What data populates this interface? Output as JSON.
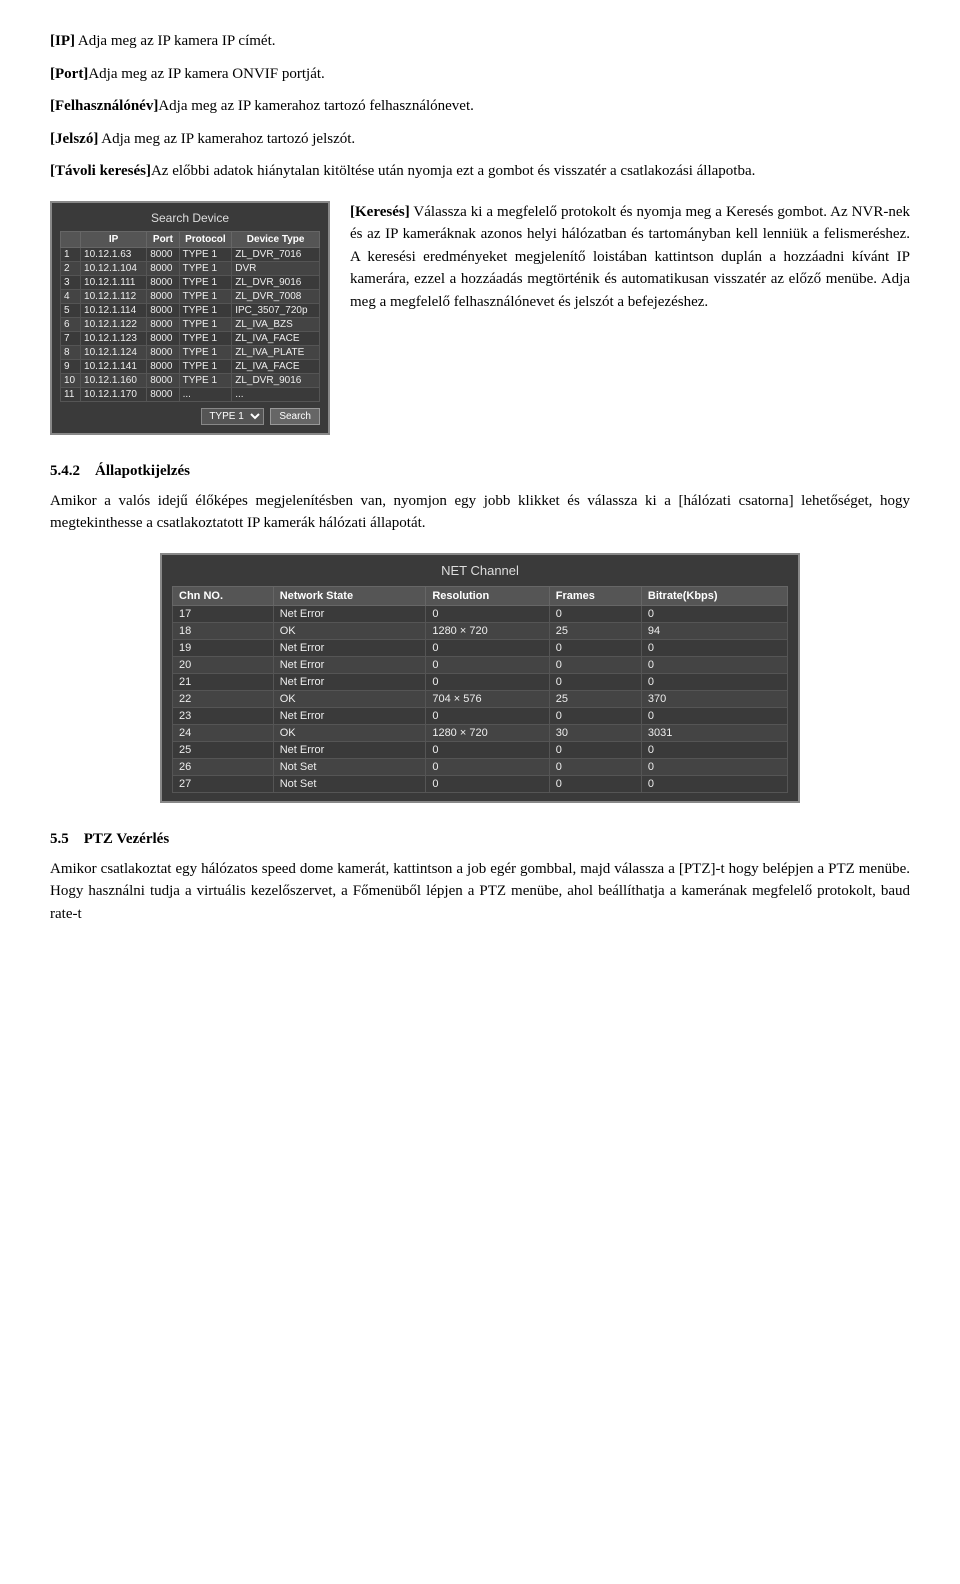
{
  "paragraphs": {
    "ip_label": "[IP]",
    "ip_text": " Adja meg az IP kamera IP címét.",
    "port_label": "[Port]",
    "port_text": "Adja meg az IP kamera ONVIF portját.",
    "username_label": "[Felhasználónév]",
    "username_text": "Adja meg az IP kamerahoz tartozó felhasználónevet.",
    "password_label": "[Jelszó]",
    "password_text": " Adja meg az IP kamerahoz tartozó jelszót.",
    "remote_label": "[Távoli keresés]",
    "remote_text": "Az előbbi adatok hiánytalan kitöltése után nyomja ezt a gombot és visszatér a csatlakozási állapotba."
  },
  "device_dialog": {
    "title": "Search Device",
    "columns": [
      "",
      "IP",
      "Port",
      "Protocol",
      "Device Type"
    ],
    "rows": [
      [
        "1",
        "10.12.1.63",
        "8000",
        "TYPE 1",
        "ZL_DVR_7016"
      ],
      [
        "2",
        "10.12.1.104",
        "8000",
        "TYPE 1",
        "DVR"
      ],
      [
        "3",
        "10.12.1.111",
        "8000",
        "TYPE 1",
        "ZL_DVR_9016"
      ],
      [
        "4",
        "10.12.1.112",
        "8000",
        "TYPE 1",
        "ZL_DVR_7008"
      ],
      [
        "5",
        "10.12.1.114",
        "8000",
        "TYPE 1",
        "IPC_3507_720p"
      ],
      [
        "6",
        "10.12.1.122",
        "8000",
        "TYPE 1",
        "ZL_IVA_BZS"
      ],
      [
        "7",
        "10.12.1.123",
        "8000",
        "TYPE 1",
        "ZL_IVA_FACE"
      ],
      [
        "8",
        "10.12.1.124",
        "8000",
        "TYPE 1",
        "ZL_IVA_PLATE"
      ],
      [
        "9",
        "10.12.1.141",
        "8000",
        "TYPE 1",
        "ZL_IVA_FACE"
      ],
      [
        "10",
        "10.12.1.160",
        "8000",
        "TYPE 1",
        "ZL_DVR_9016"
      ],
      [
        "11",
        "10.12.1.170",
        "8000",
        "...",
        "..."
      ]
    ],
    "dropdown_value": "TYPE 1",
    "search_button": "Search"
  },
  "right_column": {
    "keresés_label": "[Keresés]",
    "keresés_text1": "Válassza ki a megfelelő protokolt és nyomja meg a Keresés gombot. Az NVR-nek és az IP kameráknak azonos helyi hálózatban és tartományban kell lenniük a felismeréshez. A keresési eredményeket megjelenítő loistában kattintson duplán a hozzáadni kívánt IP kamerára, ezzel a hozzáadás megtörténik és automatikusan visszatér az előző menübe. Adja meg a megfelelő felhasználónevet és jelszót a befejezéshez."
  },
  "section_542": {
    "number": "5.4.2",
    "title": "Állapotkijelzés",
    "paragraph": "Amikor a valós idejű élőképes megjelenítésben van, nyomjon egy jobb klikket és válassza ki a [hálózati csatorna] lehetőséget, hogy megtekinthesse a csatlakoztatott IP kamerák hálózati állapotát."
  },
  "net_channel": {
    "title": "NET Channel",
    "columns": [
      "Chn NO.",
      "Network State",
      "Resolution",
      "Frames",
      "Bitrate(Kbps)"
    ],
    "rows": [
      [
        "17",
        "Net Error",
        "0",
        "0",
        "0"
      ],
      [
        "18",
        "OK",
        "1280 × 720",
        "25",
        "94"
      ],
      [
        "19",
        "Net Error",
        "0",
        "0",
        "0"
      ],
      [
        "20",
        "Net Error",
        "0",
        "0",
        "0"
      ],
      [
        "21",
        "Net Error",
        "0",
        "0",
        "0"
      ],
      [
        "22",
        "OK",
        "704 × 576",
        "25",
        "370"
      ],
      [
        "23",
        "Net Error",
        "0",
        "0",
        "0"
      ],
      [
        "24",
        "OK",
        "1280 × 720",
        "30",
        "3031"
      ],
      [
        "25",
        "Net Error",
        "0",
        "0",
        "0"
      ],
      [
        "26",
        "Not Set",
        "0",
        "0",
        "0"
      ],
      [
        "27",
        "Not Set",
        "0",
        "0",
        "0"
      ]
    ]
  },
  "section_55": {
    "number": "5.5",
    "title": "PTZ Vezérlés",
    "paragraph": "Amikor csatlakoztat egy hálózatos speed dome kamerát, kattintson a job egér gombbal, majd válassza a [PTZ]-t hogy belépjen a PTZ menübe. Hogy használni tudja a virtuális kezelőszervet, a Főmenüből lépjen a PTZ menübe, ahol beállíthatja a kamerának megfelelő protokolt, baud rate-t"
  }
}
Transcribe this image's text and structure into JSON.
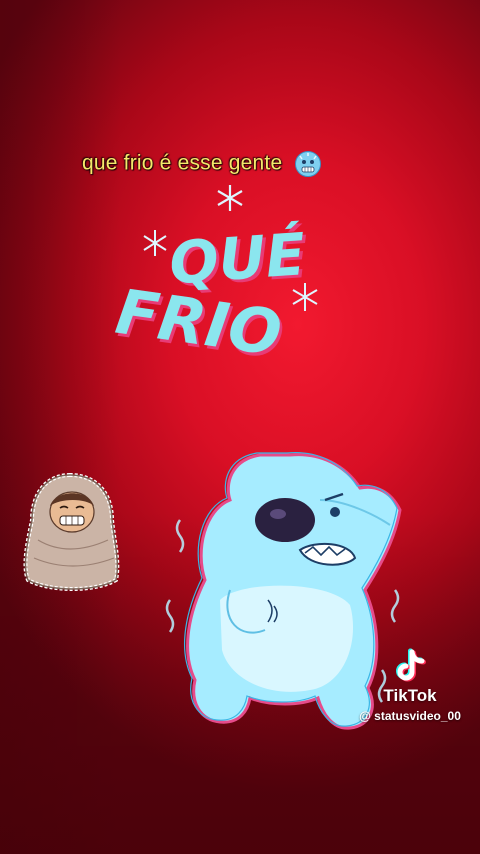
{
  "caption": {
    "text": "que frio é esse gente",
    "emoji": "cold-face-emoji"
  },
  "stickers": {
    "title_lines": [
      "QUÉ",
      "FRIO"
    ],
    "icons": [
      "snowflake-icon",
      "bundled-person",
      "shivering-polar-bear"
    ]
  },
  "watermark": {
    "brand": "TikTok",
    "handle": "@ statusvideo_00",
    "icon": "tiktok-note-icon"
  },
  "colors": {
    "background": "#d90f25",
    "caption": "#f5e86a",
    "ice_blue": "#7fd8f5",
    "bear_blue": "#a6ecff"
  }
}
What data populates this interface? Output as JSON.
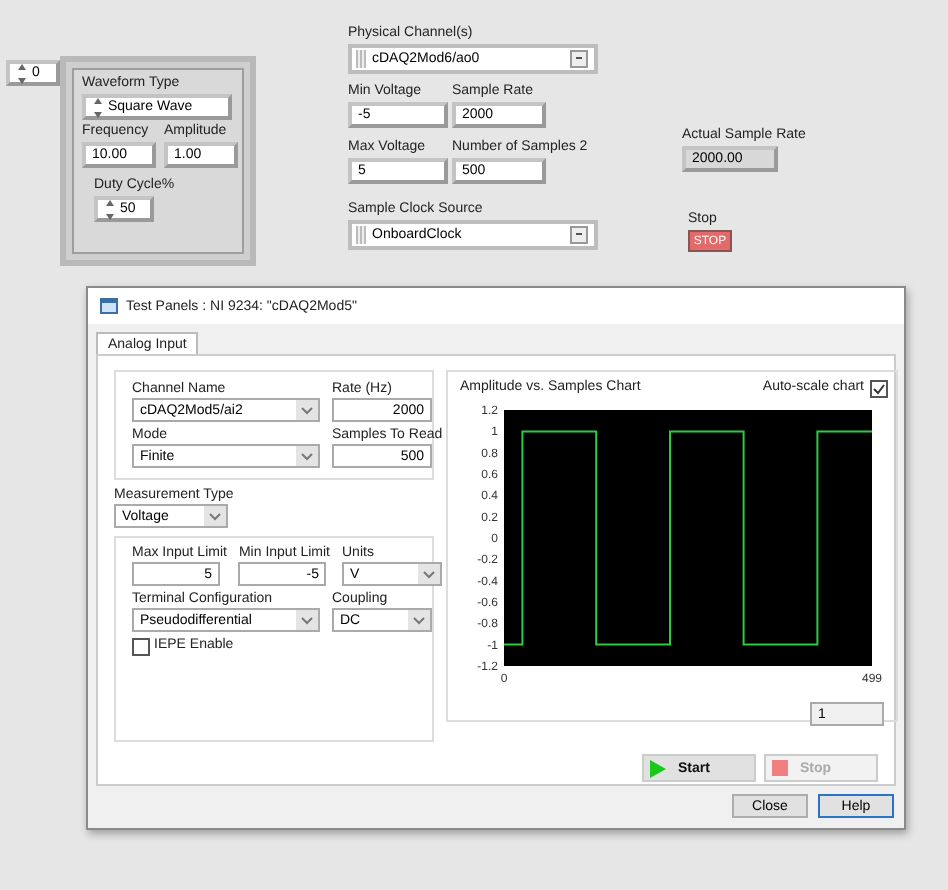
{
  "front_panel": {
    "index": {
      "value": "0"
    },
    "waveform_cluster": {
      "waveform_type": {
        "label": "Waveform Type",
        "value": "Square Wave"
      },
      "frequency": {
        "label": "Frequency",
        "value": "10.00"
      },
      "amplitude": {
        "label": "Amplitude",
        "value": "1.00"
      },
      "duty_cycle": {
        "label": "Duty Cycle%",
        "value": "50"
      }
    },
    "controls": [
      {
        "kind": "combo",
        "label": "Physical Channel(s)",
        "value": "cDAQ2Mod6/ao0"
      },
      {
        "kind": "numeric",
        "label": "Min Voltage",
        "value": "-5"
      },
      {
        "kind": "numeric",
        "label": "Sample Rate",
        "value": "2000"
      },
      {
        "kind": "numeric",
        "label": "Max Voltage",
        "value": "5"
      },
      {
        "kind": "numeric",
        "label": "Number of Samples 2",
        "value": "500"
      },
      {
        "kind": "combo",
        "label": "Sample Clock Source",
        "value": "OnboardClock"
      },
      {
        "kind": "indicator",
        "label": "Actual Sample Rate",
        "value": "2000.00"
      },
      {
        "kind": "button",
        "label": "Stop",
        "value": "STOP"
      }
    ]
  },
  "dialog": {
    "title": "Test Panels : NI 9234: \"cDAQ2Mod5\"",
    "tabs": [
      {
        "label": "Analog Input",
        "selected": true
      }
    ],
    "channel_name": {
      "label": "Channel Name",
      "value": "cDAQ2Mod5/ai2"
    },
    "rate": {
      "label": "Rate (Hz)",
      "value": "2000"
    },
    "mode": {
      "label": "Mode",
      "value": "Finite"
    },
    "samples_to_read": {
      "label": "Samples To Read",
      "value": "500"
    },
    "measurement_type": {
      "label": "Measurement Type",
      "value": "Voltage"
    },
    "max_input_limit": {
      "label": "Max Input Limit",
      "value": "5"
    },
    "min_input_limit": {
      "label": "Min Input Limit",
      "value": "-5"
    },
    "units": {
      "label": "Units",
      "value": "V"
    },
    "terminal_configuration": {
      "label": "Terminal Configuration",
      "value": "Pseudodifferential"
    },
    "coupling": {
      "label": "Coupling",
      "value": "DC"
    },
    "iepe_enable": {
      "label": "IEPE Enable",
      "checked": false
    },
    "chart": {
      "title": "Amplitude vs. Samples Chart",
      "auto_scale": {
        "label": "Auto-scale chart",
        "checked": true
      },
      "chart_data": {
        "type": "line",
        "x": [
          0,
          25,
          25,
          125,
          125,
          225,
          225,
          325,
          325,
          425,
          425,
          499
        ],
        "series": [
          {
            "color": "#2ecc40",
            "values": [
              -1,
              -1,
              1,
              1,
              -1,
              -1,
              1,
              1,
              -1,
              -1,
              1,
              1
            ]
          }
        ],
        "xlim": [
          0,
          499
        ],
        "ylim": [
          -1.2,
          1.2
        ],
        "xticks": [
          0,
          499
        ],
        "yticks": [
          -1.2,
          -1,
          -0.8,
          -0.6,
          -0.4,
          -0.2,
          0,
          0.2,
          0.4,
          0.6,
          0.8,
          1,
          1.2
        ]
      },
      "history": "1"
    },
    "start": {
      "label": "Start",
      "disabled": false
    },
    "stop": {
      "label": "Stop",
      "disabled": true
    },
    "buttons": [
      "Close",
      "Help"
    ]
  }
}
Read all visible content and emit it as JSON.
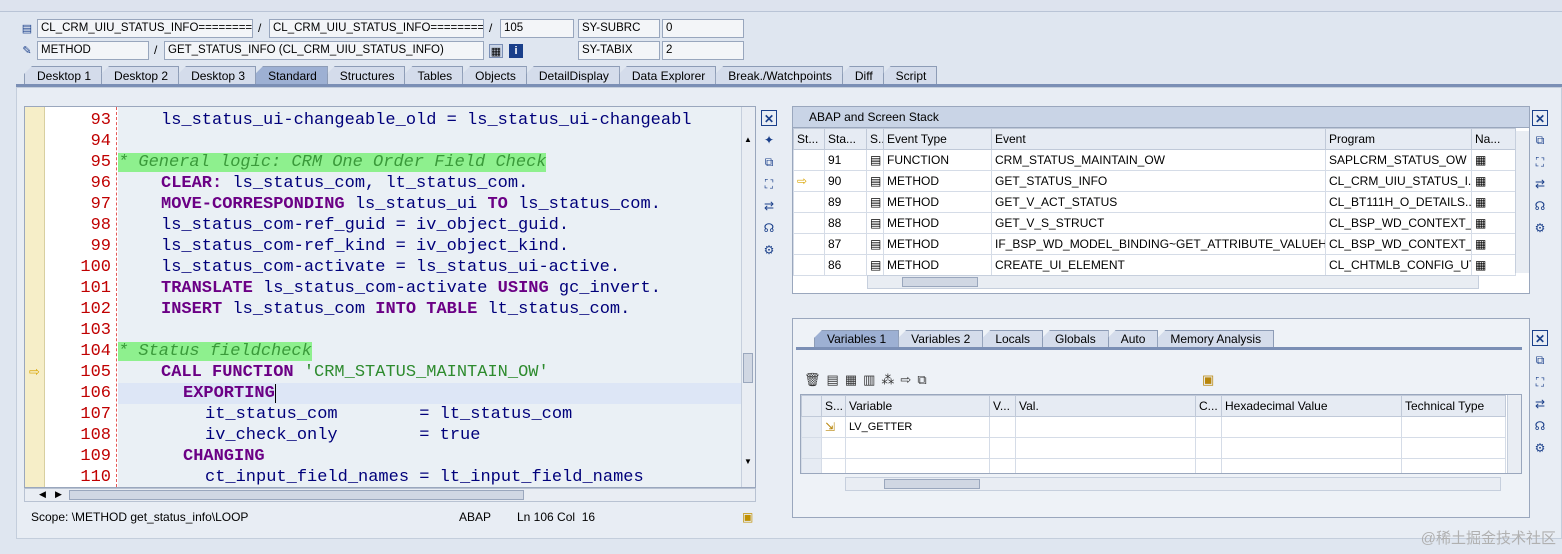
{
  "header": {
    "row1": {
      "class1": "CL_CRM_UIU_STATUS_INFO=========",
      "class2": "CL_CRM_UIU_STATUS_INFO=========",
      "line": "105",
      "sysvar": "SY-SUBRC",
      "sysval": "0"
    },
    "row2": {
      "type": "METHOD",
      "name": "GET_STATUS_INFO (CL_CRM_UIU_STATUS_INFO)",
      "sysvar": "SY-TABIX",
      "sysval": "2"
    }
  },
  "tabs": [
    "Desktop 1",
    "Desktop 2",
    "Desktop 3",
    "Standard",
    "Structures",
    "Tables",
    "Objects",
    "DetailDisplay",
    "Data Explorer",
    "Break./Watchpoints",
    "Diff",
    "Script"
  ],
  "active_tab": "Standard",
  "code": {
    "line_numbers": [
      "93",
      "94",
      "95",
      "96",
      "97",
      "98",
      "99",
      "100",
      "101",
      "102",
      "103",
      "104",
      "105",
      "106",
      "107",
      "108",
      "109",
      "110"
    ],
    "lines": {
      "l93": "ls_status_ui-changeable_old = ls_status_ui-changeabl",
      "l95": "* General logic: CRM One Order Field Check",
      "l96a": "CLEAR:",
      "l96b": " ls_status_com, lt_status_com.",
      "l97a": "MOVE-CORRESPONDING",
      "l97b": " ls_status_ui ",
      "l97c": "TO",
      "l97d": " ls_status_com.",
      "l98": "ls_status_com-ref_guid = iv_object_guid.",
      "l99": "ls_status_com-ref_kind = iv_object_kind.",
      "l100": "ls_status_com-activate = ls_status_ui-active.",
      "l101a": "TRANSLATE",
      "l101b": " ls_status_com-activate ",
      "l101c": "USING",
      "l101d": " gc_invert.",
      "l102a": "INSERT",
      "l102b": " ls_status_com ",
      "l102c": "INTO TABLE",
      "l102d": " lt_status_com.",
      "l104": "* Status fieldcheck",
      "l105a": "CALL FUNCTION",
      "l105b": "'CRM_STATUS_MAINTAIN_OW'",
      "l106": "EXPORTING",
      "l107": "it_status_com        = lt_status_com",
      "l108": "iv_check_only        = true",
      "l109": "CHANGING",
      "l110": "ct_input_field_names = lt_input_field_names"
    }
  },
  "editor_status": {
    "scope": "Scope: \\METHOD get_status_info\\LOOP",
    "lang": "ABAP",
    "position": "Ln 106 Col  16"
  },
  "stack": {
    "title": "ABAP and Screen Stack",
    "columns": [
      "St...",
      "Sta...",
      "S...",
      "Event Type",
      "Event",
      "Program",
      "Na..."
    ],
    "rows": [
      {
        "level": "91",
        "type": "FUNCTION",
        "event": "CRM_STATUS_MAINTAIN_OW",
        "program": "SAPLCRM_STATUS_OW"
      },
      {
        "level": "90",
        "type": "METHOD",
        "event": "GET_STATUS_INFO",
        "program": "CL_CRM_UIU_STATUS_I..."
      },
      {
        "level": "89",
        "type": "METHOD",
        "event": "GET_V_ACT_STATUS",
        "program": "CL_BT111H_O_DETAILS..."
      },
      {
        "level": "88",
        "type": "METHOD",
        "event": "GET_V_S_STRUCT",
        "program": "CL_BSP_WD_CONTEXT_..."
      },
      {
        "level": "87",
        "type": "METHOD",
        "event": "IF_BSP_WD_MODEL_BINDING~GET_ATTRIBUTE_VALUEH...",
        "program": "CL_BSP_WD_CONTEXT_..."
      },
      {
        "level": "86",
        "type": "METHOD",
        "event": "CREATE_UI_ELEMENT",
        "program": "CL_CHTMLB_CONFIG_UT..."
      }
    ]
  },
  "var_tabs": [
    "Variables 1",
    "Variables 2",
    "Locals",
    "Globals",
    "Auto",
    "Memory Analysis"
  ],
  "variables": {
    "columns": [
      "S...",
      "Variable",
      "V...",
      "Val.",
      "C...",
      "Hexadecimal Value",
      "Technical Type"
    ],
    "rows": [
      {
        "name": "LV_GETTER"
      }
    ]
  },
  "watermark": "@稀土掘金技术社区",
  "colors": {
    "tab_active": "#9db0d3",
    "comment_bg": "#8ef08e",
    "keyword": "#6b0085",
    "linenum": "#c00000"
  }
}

━━━━━━━━

**Exercise brief:** Track down every line of the material containing the string "visszatér", and copy it.

**Output below:**
    "remote_text": "Az előbbi adatok hiánytalan kitöltése után nyomja ezt a gombot és visszatér a csatlakozási állapotba."
    "keresés_text1": "Válassza ki a megfelelő protokolt és nyomja meg a Keresés gombot. Az NVR-nek és az IP kameráknak azonos helyi hálózatban és tartományban kell lenniük a felismeréshez. A keresési eredményeket megjelenítő loistában kattintson duplán a hozzáadni kívánt IP kamerára, ezzel a hozzáadás megtörténik és automatikusan visszatér az előző menübe. Adja meg a megfelelő felhasználónevet és jelszót a befejezéshez."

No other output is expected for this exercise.